Given problem
Extract all of the entries and give them again, word for word.

━━━ Data for processing ━━━

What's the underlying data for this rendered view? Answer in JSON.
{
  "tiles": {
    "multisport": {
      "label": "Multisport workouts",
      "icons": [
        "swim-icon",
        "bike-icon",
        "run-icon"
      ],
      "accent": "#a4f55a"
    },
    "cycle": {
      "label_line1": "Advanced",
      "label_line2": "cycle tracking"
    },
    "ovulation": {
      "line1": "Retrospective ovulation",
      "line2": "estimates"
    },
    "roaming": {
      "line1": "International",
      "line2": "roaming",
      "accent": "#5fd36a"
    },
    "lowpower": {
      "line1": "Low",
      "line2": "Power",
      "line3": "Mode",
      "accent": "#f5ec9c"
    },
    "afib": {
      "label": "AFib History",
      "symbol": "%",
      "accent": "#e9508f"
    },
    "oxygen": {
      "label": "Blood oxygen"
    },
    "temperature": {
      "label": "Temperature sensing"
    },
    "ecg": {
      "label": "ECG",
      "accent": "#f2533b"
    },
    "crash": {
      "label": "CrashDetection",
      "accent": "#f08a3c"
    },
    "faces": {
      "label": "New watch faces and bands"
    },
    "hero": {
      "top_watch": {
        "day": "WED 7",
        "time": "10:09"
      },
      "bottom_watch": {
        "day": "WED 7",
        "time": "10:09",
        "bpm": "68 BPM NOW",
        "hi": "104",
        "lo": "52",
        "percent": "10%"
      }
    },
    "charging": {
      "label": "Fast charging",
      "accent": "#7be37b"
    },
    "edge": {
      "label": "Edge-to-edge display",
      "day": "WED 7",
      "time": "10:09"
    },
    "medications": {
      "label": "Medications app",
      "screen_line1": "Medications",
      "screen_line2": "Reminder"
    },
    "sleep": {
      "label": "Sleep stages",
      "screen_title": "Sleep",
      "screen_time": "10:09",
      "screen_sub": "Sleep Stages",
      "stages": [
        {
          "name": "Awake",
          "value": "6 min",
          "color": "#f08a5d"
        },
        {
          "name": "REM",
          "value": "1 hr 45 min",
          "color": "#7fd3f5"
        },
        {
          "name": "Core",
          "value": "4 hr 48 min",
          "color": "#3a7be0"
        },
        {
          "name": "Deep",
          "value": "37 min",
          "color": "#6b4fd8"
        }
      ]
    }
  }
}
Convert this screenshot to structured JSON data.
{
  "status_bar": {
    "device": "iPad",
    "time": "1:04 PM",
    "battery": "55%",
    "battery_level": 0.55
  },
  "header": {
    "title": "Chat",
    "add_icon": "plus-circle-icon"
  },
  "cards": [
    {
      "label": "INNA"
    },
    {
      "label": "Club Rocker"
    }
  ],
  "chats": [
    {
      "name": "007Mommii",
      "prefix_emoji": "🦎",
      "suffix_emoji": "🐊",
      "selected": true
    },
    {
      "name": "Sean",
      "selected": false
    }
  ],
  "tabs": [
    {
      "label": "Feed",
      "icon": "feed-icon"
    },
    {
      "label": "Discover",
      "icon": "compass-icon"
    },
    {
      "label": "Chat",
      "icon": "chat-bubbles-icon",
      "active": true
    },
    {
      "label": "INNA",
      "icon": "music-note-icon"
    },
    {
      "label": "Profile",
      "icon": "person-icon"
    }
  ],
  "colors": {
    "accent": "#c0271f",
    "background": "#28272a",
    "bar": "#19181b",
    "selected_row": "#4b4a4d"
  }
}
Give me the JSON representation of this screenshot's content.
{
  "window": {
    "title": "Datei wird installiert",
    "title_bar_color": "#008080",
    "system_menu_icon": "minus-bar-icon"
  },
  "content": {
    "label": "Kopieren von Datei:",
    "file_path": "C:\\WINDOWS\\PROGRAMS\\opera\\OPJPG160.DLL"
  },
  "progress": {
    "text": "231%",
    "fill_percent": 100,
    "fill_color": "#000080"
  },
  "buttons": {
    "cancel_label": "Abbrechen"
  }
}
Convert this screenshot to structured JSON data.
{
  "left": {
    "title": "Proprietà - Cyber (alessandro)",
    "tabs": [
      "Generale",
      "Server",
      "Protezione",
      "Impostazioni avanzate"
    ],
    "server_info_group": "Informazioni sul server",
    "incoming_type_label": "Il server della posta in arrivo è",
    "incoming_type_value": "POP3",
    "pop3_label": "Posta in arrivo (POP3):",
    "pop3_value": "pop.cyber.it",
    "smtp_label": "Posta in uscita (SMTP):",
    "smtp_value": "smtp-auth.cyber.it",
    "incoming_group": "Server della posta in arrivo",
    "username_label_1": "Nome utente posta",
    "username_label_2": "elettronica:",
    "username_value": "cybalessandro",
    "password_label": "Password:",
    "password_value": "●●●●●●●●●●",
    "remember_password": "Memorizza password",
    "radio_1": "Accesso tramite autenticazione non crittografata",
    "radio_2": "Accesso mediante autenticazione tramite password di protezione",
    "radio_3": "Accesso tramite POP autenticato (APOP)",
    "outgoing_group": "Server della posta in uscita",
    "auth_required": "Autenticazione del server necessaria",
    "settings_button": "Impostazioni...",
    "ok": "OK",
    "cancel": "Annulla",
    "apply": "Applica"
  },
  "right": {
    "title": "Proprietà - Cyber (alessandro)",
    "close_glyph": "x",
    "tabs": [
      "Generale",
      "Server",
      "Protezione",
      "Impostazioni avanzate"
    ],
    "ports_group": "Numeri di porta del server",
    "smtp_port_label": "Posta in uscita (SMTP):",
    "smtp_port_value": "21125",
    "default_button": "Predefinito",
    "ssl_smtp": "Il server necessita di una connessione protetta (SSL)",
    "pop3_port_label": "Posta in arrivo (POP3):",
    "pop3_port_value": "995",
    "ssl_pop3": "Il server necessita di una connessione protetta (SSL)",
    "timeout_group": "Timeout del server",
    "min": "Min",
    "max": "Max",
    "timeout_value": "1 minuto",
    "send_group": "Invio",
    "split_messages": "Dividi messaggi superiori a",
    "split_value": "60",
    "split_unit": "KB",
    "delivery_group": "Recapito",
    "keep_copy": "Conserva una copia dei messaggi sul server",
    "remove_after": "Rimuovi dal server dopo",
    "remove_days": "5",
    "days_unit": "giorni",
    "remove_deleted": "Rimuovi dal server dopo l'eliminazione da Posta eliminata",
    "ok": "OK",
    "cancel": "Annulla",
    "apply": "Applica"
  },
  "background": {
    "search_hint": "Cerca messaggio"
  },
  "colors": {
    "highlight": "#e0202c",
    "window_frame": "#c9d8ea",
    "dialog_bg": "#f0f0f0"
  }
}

━━━

Answer below
What's the underlying data for this rendered view? Answer in JSON.
{
  "tiles": {
    "multisport": {
      "label": "Multisport workouts",
      "icons": [
        "swim-icon",
        "bike-icon",
        "run-icon"
      ],
      "accent": "#a4f55a"
    },
    "cycle": {
      "label_line1": "Advanced",
      "label_line2": "cycle tracking"
    },
    "ovulation": {
      "line1": "Retrospective ovulation",
      "line2": "estimates"
    },
    "roaming": {
      "line1": "International",
      "line2": "roaming",
      "accent": "#5fd36a"
    },
    "lowpower": {
      "line1": "Low",
      "line2": "Power",
      "line3": "Mode",
      "accent": "#f5ec9c"
    },
    "afib": {
      "label": "AFib History",
      "symbol": "%",
      "accent": "#e9508f"
    },
    "oxygen": {
      "label": "Blood oxygen"
    },
    "temperature": {
      "label": "Temperature sensing"
    },
    "ecg": {
      "label": "ECG",
      "accent": "#f2533b"
    },
    "crash": {
      "label": "CrashDetection",
      "accent": "#f08a3c"
    },
    "faces": {
      "label": "New watch faces and bands"
    },
    "hero": {
      "top_watch": {
        "day": "WED 7",
        "time": "10:09"
      },
      "bottom_watch": {
        "day": "WED 7",
        "time": "10:09",
        "bpm": "68 BPM NOW",
        "hi": "104",
        "lo": "52",
        "percent": "10%"
      }
    },
    "charging": {
      "label": "Fast charging",
      "accent": "#7be37b"
    },
    "edge": {
      "label": "Edge-to-edge display",
      "day": "WED 7",
      "time": "10:09"
    },
    "medications": {
      "label": "Medications app",
      "screen_line1": "Medications",
      "screen_line2": "Reminder"
    },
    "sleep": {
      "label": "Sleep stages",
      "screen_title": "Sleep",
      "screen_time": "10:09",
      "screen_sub": "Sleep Stages",
      "stages": [
        {
          "name": "Awake",
          "value": "6 min",
          "color": "#f08a5d"
        },
        {
          "name": "REM",
          "value": "1 hr 45 min",
          "color": "#7fd3f5"
        },
        {
          "name": "Core",
          "value": "4 hr 48 min",
          "color": "#3a7be0"
        },
        {
          "name": "Deep",
          "value": "37 min",
          "color": "#6b4fd8"
        }
      ]
    }
  }
}
Convert this screenshot to structured JSON data.
{
  "status_bar": {
    "device": "iPad",
    "time": "1:04 PM",
    "battery": "55%",
    "battery_level": 0.55
  },
  "header": {
    "title": "Chat",
    "add_icon": "plus-circle-icon"
  },
  "cards": [
    {
      "label": "INNA"
    },
    {
      "label": "Club Rocker"
    }
  ],
  "chats": [
    {
      "name": "007Mommii",
      "prefix_emoji": "🦎",
      "suffix_emoji": "🐊",
      "selected": true
    },
    {
      "name": "Sean",
      "selected": false
    }
  ],
  "tabs": [
    {
      "label": "Feed",
      "icon": "feed-icon"
    },
    {
      "label": "Discover",
      "icon": "compass-icon"
    },
    {
      "label": "Chat",
      "icon": "chat-bubbles-icon",
      "active": true
    },
    {
      "label": "INNA",
      "icon": "music-note-icon"
    },
    {
      "label": "Profile",
      "icon": "person-icon"
    }
  ],
  "colors": {
    "accent": "#c0271f",
    "background": "#28272a",
    "bar": "#19181b",
    "selected_row": "#4b4a4d"
  }
}
Give me the JSON representation of this screenshot's content.
{
  "window": {
    "title": "Datei wird installiert",
    "title_bar_color": "#008080",
    "system_menu_icon": "minus-bar-icon"
  },
  "content": {
    "label": "Kopieren von Datei:",
    "file_path": "C:\\WINDOWS\\PROGRAMS\\opera\\OPJPG160.DLL"
  },
  "progress": {
    "text": "231%",
    "fill_percent": 100,
    "fill_color": "#000080"
  },
  "buttons": {
    "cancel_label": "Abbrechen"
  }
}
Convert this screenshot to structured JSON data.
{
  "left": {
    "title": "Proprietà - Cyber (alessandro)",
    "tabs": [
      "Generale",
      "Server",
      "Protezione",
      "Impostazioni avanzate"
    ],
    "server_info_group": "Informazioni sul server",
    "incoming_type_label": "Il server della posta in arrivo è",
    "incoming_type_value": "POP3",
    "pop3_label": "Posta in arrivo (POP3):",
    "pop3_value": "pop.cyber.it",
    "smtp_label": "Posta in uscita (SMTP):",
    "smtp_value": "smtp-auth.cyber.it",
    "incoming_group": "Server della posta in arrivo",
    "username_label_1": "Nome utente posta",
    "username_label_2": "elettronica:",
    "username_value": "cybalessandro",
    "password_label": "Password:",
    "password_value": "●●●●●●●●●●",
    "remember_password": "Memorizza password",
    "radio_1": "Accesso tramite autenticazione non crittografata",
    "radio_2": "Accesso mediante autenticazione tramite password di protezione",
    "radio_3": "Accesso tramite POP autenticato (APOP)",
    "outgoing_group": "Server della posta in uscita",
    "auth_required": "Autenticazione del server necessaria",
    "settings_button": "Impostazioni...",
    "ok": "OK",
    "cancel": "Annulla",
    "apply": "Applica"
  },
  "right": {
    "title": "Proprietà - Cyber (alessandro)",
    "close_glyph": "x",
    "tabs": [
      "Generale",
      "Server",
      "Protezione",
      "Impostazioni avanzate"
    ],
    "ports_group": "Numeri di porta del server",
    "smtp_port_label": "Posta in uscita (SMTP):",
    "smtp_port_value": "21125",
    "default_button": "Predefinito",
    "ssl_smtp": "Il server necessita di una connessione protetta (SSL)",
    "pop3_port_label": "Posta in arrivo (POP3):",
    "pop3_port_value": "995",
    "ssl_pop3": "Il server necessita di una connessione protetta (SSL)",
    "timeout_group": "Timeout del server",
    "min": "Min",
    "max": "Max",
    "timeout_value": "1 minuto",
    "send_group": "Invio",
    "split_messages": "Dividi messaggi superiori a",
    "split_value": "60",
    "split_unit": "KB",
    "delivery_group": "Recapito",
    "keep_copy": "Conserva una copia dei messaggi sul server",
    "remove_after": "Rimuovi dal server dopo",
    "remove_days": "5",
    "days_unit": "giorni",
    "remove_deleted": "Rimuovi dal server dopo l'eliminazione da Posta eliminata",
    "ok": "OK",
    "cancel": "Annulla",
    "apply": "Applica"
  },
  "background": {
    "search_hint": "Cerca messaggio"
  },
  "colors": {
    "highlight": "#e0202c",
    "window_frame": "#c9d8ea",
    "dialog_bg": "#f0f0f0"
  }
}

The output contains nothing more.